Note how many lines include the word "Connect", and give that number by itself.

== Raw data ==

Begin

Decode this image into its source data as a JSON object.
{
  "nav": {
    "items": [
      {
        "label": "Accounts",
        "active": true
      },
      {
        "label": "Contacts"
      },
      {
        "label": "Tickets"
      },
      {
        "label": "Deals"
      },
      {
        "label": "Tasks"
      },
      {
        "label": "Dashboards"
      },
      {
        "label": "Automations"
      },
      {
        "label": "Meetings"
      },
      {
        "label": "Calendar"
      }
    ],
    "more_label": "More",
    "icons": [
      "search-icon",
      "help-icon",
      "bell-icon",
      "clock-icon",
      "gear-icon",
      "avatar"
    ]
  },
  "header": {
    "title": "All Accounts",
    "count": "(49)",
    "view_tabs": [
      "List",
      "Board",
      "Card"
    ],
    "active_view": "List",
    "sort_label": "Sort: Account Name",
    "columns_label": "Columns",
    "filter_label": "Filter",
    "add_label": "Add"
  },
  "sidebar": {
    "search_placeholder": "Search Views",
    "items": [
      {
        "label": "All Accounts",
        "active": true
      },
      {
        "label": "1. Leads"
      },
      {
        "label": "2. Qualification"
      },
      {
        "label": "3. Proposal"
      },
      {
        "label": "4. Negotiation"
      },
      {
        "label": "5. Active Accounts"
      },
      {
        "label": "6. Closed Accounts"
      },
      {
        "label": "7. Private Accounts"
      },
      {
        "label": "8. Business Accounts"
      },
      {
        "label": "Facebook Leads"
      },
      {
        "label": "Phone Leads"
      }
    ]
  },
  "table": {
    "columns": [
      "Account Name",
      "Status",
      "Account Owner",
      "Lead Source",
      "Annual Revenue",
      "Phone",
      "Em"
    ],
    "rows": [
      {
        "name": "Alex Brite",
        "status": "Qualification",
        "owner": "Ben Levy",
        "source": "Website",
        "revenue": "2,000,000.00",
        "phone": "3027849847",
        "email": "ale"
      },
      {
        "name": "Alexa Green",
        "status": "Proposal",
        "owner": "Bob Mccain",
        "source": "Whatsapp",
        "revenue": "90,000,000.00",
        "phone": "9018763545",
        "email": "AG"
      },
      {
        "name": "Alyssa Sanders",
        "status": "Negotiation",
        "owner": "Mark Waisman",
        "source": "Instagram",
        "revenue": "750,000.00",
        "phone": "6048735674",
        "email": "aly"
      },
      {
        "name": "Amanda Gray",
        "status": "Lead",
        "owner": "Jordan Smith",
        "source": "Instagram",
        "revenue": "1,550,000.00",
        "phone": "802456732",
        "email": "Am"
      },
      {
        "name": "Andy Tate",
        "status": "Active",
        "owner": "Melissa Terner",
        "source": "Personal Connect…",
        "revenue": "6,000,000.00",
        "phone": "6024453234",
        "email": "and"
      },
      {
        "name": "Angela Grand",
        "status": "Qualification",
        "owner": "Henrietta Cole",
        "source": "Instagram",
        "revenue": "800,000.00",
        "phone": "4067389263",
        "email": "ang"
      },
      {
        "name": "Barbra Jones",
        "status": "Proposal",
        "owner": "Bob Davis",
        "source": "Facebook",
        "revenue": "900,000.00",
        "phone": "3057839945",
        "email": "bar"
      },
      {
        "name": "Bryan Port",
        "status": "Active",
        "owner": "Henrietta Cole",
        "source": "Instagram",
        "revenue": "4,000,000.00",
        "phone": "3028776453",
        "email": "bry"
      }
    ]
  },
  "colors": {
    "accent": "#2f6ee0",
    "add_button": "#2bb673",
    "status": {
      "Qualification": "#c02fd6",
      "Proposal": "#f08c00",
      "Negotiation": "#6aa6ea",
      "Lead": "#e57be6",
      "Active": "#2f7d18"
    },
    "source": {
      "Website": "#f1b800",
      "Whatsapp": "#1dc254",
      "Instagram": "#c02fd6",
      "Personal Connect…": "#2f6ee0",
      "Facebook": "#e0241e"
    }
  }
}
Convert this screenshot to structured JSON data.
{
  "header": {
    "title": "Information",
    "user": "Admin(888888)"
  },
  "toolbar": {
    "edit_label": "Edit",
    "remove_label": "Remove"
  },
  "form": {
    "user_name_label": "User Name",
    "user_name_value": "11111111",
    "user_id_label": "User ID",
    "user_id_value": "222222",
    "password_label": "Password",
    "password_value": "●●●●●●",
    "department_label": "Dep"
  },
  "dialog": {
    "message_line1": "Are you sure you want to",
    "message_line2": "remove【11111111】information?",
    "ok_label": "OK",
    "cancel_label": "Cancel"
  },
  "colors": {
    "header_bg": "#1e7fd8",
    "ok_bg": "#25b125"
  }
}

End

== Answer for this exercise ==
2